Print each line of the listing once more, precisely as given.

--- Start ---

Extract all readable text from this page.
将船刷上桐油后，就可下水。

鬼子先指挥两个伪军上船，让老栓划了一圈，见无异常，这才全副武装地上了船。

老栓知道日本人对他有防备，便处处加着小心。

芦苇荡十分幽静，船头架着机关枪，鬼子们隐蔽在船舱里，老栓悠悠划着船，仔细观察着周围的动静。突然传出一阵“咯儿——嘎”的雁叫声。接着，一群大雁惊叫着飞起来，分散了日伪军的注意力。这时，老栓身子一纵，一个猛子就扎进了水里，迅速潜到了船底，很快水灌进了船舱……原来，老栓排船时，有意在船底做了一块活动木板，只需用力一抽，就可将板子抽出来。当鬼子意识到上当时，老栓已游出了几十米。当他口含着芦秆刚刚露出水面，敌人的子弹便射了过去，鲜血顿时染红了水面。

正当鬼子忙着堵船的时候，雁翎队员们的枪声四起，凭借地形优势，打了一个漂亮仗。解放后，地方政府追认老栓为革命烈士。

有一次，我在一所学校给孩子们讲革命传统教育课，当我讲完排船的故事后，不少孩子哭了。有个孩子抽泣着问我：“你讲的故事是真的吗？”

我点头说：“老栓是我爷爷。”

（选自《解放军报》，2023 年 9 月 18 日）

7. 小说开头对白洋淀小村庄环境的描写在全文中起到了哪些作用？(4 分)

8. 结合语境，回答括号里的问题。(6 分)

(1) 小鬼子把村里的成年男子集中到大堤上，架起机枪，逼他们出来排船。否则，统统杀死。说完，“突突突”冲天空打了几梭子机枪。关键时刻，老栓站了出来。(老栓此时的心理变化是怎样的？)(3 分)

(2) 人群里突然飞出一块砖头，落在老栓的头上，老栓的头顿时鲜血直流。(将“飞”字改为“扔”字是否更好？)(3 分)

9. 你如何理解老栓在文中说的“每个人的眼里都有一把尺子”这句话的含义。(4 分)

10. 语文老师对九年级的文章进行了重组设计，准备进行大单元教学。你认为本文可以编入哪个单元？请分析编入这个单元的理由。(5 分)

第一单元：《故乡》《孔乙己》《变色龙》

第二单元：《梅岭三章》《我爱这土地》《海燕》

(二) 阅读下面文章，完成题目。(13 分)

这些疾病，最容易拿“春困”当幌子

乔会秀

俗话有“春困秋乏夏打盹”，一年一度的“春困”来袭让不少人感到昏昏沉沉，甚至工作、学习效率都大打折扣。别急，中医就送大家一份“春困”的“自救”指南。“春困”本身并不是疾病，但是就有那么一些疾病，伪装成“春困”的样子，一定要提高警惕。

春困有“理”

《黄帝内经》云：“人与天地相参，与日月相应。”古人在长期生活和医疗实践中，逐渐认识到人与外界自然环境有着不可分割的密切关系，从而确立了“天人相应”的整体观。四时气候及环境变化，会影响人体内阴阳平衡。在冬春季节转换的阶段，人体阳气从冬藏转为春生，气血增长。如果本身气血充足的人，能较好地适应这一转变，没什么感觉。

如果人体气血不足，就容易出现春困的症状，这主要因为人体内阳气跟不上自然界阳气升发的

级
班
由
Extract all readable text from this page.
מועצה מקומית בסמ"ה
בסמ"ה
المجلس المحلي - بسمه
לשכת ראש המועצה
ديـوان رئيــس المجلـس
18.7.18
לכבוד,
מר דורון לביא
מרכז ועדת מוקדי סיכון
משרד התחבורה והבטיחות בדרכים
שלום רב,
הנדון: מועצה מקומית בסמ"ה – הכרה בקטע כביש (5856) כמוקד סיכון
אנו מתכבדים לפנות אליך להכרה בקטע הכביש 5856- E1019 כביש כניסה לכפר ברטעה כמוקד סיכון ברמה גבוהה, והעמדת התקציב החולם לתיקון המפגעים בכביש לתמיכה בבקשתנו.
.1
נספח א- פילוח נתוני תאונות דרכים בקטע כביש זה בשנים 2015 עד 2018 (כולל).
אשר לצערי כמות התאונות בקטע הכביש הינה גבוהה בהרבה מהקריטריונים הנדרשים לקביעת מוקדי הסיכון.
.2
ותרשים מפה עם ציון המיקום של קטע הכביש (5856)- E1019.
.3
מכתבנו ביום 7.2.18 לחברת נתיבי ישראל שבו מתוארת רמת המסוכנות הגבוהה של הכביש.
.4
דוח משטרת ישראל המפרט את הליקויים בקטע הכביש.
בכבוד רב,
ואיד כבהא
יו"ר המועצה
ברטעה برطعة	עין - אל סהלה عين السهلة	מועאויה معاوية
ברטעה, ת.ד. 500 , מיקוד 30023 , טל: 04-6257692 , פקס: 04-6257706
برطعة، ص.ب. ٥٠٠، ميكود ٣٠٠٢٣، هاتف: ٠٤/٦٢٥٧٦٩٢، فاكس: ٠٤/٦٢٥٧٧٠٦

--- End ---

** Final result **
Extract all readable text from this page.
将船刷上桐油后，就可下水。

鬼子先指挥两个伪军上船，让老栓划了一圈，见无异常，这才全副武装地上了船。

老栓知道日本人对他有防备，便处处加着小心。

芦苇荡十分幽静，船头架着机关枪，鬼子们隐蔽在船舱里，老栓悠悠划着船，仔细观察着周围的动静。突然传出一阵“咯儿——嘎”的雁叫声。接着，一群大雁惊叫着飞起来，分散了日伪军的注意力。这时，老栓身子一纵，一个猛子就扎进了水里，迅速潜到了船底，很快水灌进了船舱……原来，老栓排船时，有意在船底做了一块活动木板，只需用力一抽，就可将板子抽出来。当鬼子意识到上当时，老栓已游出了几十米。当他口含着芦秆刚刚露出水面，敌人的子弹便射了过去，鲜血顿时染红了水面。

正当鬼子忙着堵船的时候，雁翎队员们的枪声四起，凭借地形优势，打了一个漂亮仗。解放后，地方政府追认老栓为革命烈士。

有一次，我在一所学校给孩子们讲革命传统教育课，当我讲完排船的故事后，不少孩子哭了。有个孩子抽泣着问我：“你讲的故事是真的吗？”

我点头说：“老栓是我爷爷。”

（选自《解放军报》，2023 年 9 月 18 日）

7. 小说开头对白洋淀小村庄环境的描写在全文中起到了哪些作用？(4 分)

8. 结合语境，回答括号里的问题。(6 分)

(1) 小鬼子把村里的成年男子集中到大堤上，架起机枪，逼他们出来排船。否则，统统杀死。说完，“突突突”冲天空打了几梭子机枪。关键时刻，老栓站了出来。(老栓此时的心理变化是怎样的？)(3 分)

(2) 人群里突然飞出一块砖头，落在老栓的头上，老栓的头顿时鲜血直流。(将“飞”字改为“扔”字是否更好？)(3 分)

9. 你如何理解老栓在文中说的“每个人的眼里都有一把尺子”这句话的含义。(4 分)

10. 语文老师对九年级的文章进行了重组设计，准备进行大单元教学。你认为本文可以编入哪个单元？请分析编入这个单元的理由。(5 分)

第一单元：《故乡》《孔乙己》《变色龙》

第二单元：《梅岭三章》《我爱这土地》《海燕》

(二) 阅读下面文章，完成题目。(13 分)

这些疾病，最容易拿“春困”当幌子

乔会秀

俗话有“春困秋乏夏打盹”，一年一度的“春困”来袭让不少人感到昏昏沉沉，甚至工作、学习效率都大打折扣。别急，中医就送大家一份“春困”的“自救”指南。“春困”本身并不是疾病，但是就有那么一些疾病，伪装成“春困”的样子，一定要提高警惕。

春困有“理”

《黄帝内经》云：“人与天地相参，与日月相应。”古人在长期生活和医疗实践中，逐渐认识到人与外界自然环境有着不可分割的密切关系，从而确立了“天人相应”的整体观。四时气候及环境变化，会影响人体内阴阳平衡。在冬春季节转换的阶段，人体阳气从冬藏转为春生，气血增长。如果本身气血充足的人，能较好地适应这一转变，没什么感觉。

如果人体气血不足，就容易出现春困的症状，这主要因为人体内阳气跟不上自然界阳气升发的

级
班
由
Extract all readable text from this page.
מועצה מקומית בסמ"ה
בסמ"ה
المجلس المحلي - بسمه
לשכת ראש המועצה
ديـوان رئيــس المجلـس
18.7.18
לכבוד,
מר דורון לביא
מרכז ועדת מוקדי סיכון
משרד התחבורה והבטיחות בדרכים
שלום רב,
הנדון: מועצה מקומית בסמ"ה – הכרה בקטע כביש (5856) כמוקד סיכון
אנו מתכבדים לפנות אליך להכרה בקטע הכביש 5856- E1019 כביש כניסה לכפר ברטעה כמוקד סיכון ברמה גבוהה, והעמדת התקציב החולם לתיקון המפגעים בכביש לתמיכה בבקשתנו.
.1
נספח א- פילוח נתוני תאונות דרכים בקטע כביש זה בשנים 2015 עד 2018 (כולל).
אשר לצערי כמות התאונות בקטע הכביש הינה גבוהה בהרבה מהקריטריונים הנדרשים לקביעת מוקדי הסיכון.
.2
ותרשים מפה עם ציון המיקום של קטע הכביש (5856)- E1019.
.3
מכתבנו ביום 7.2.18 לחברת נתיבי ישראל שבו מתוארת רמת המסוכנות הגבוהה של הכביש.
.4
דוח משטרת ישראל המפרט את הליקויים בקטע הכביש.
בכבוד רב,
ואיד כבהא
יו"ר המועצה
ברטעה برطعة	עין - אל סהלה عين السهلة	מועאויה معاوية
ברטעה, ת.ד. 500 , מיקוד 30023 , טל: 04-6257692 , פקס: 04-6257706
برطعة، ص.ب. ٥٠٠، ميكود ٣٠٠٢٣، هاتف: ٠٤/٦٢٥٧٦٩٢، فاكس: ٠٤/٦٢٥٧٧٠٦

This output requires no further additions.